_PROBLEM STATEMENT_
Omit the images. Copy each entry word for word.

_DATA ROWS_
-- start --
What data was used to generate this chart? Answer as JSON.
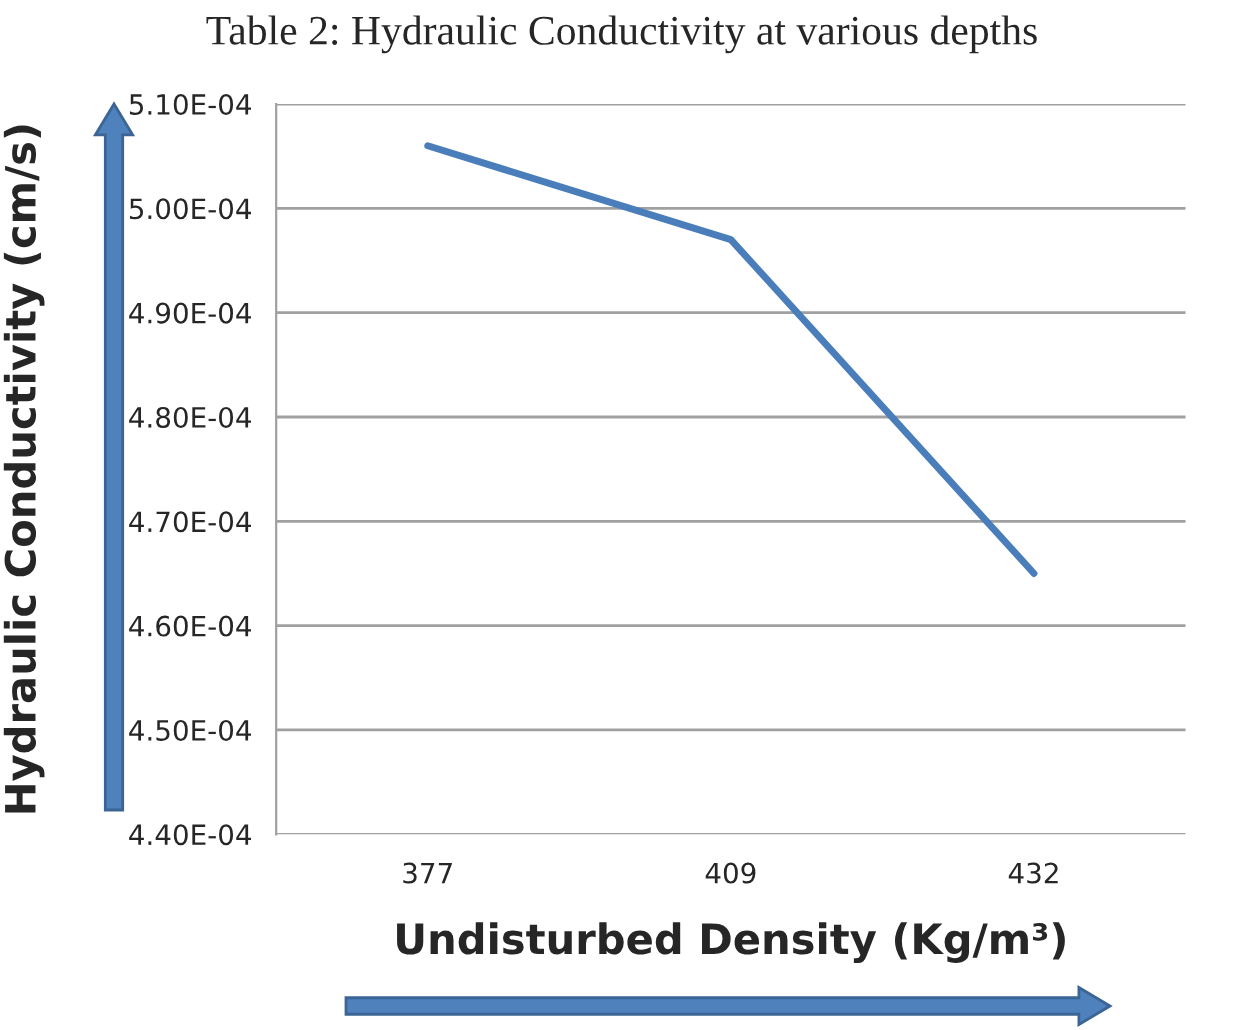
{
  "chart_data": {
    "type": "line",
    "title": "Table 2: Hydraulic Conductivity at various depths",
    "xlabel": "Undisturbed Density (Kg/m³)",
    "ylabel": "Hydraulic Conductivity (cm/s)",
    "categories": [
      "377",
      "409",
      "432"
    ],
    "series": [
      {
        "color": "#4a7ebb",
        "values": [
          0.000506,
          0.000497,
          0.000465
        ]
      }
    ],
    "ylim": [
      0.00044,
      0.00051
    ],
    "yticks": [
      {
        "value": 0.00044,
        "label": "4.40E-04"
      },
      {
        "value": 0.00045,
        "label": "4.50E-04"
      },
      {
        "value": 0.00046,
        "label": "4.60E-04"
      },
      {
        "value": 0.00047,
        "label": "4.70E-04"
      },
      {
        "value": 0.00048,
        "label": "4.80E-04"
      },
      {
        "value": 0.00049,
        "label": "4.90E-04"
      },
      {
        "value": 0.0005,
        "label": "5.00E-04"
      },
      {
        "value": 0.00051,
        "label": "5.10E-04"
      }
    ],
    "grid": "y",
    "marker": "none",
    "line_style": "solid",
    "legend": false
  }
}
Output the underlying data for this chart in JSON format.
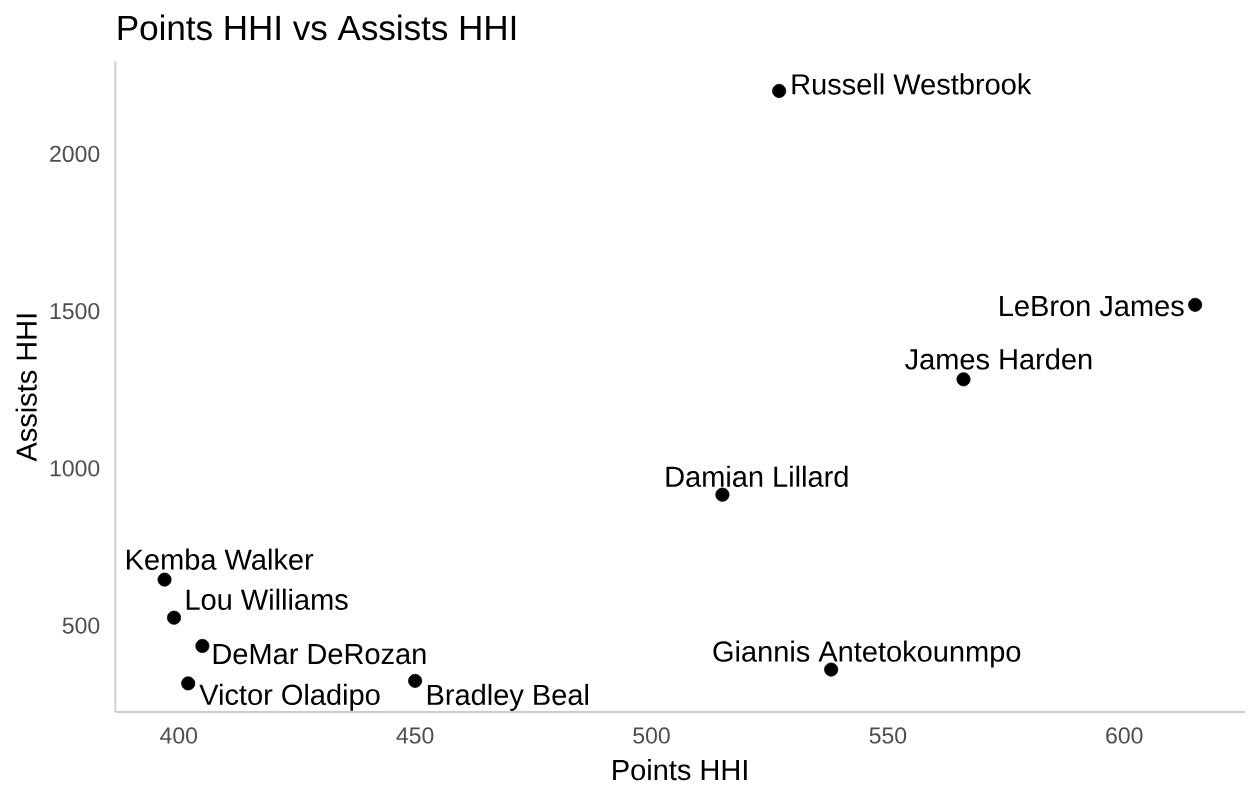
{
  "chart_data": {
    "type": "scatter",
    "title": "Points HHI vs Assists HHI",
    "xlabel": "Points HHI",
    "ylabel": "Assists HHI",
    "x": [
      527,
      615,
      566,
      515,
      538,
      397,
      399,
      405,
      402,
      450
    ],
    "values": [
      2200,
      1520,
      1283,
      916,
      360,
      646,
      525,
      435,
      316,
      324
    ],
    "color": "#000000",
    "marker": "circle",
    "annotations": [
      {
        "text": "Russell Westbrook",
        "x": 527,
        "y": 2200
      },
      {
        "text": "LeBron James",
        "x": 615,
        "y": 1520
      },
      {
        "text": "James Harden",
        "x": 566,
        "y": 1283
      },
      {
        "text": "Damian Lillard",
        "x": 515,
        "y": 916
      },
      {
        "text": "Giannis Antetokounmpo",
        "x": 538,
        "y": 360
      },
      {
        "text": "Kemba Walker",
        "x": 397,
        "y": 646
      },
      {
        "text": "Lou Williams",
        "x": 399,
        "y": 525
      },
      {
        "text": "DeMar DeRozan",
        "x": 405,
        "y": 435
      },
      {
        "text": "Victor Oladipo",
        "x": 402,
        "y": 316
      },
      {
        "text": "Bradley Beal",
        "x": 450,
        "y": 324
      }
    ],
    "xlim": [
      386.6,
      625.5
    ],
    "ylim": [
      225,
      2294
    ],
    "xticks": [
      400,
      450,
      500,
      550,
      600
    ],
    "yticks": [
      500,
      1000,
      1500,
      2000
    ]
  }
}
-- end --
_COMPLETED TASK_
What data was used to generate this chart? Answer as JSON.
{
  "chart_data": {
    "type": "line",
    "title": "Table 2: Hydraulic Conductivity at various depths",
    "xlabel": "Undisturbed Density (Kg/m³)",
    "ylabel": "Hydraulic Conductivity (cm/s)",
    "categories": [
      "377",
      "409",
      "432"
    ],
    "series": [
      {
        "color": "#4a7ebb",
        "values": [
          0.000506,
          0.000497,
          0.000465
        ]
      }
    ],
    "ylim": [
      0.00044,
      0.00051
    ],
    "yticks": [
      {
        "value": 0.00044,
        "label": "4.40E-04"
      },
      {
        "value": 0.00045,
        "label": "4.50E-04"
      },
      {
        "value": 0.00046,
        "label": "4.60E-04"
      },
      {
        "value": 0.00047,
        "label": "4.70E-04"
      },
      {
        "value": 0.00048,
        "label": "4.80E-04"
      },
      {
        "value": 0.00049,
        "label": "4.90E-04"
      },
      {
        "value": 0.0005,
        "label": "5.00E-04"
      },
      {
        "value": 0.00051,
        "label": "5.10E-04"
      }
    ],
    "grid": "y",
    "marker": "none",
    "line_style": "solid",
    "legend": false
  }
}
Output the underlying data for this chart in JSON format.
{
  "chart_data": {
    "type": "scatter",
    "title": "Points HHI vs Assists HHI",
    "xlabel": "Points HHI",
    "ylabel": "Assists HHI",
    "x": [
      527,
      615,
      566,
      515,
      538,
      397,
      399,
      405,
      402,
      450
    ],
    "values": [
      2200,
      1520,
      1283,
      916,
      360,
      646,
      525,
      435,
      316,
      324
    ],
    "color": "#000000",
    "marker": "circle",
    "annotations": [
      {
        "text": "Russell Westbrook",
        "x": 527,
        "y": 2200
      },
      {
        "text": "LeBron James",
        "x": 615,
        "y": 1520
      },
      {
        "text": "James Harden",
        "x": 566,
        "y": 1283
      },
      {
        "text": "Damian Lillard",
        "x": 515,
        "y": 916
      },
      {
        "text": "Giannis Antetokounmpo",
        "x": 538,
        "y": 360
      },
      {
        "text": "Kemba Walker",
        "x": 397,
        "y": 646
      },
      {
        "text": "Lou Williams",
        "x": 399,
        "y": 525
      },
      {
        "text": "DeMar DeRozan",
        "x": 405,
        "y": 435
      },
      {
        "text": "Victor Oladipo",
        "x": 402,
        "y": 316
      },
      {
        "text": "Bradley Beal",
        "x": 450,
        "y": 324
      }
    ],
    "xlim": [
      386.6,
      625.5
    ],
    "ylim": [
      225,
      2294
    ],
    "xticks": [
      400,
      450,
      500,
      550,
      600
    ],
    "yticks": [
      500,
      1000,
      1500,
      2000
    ]
  }
}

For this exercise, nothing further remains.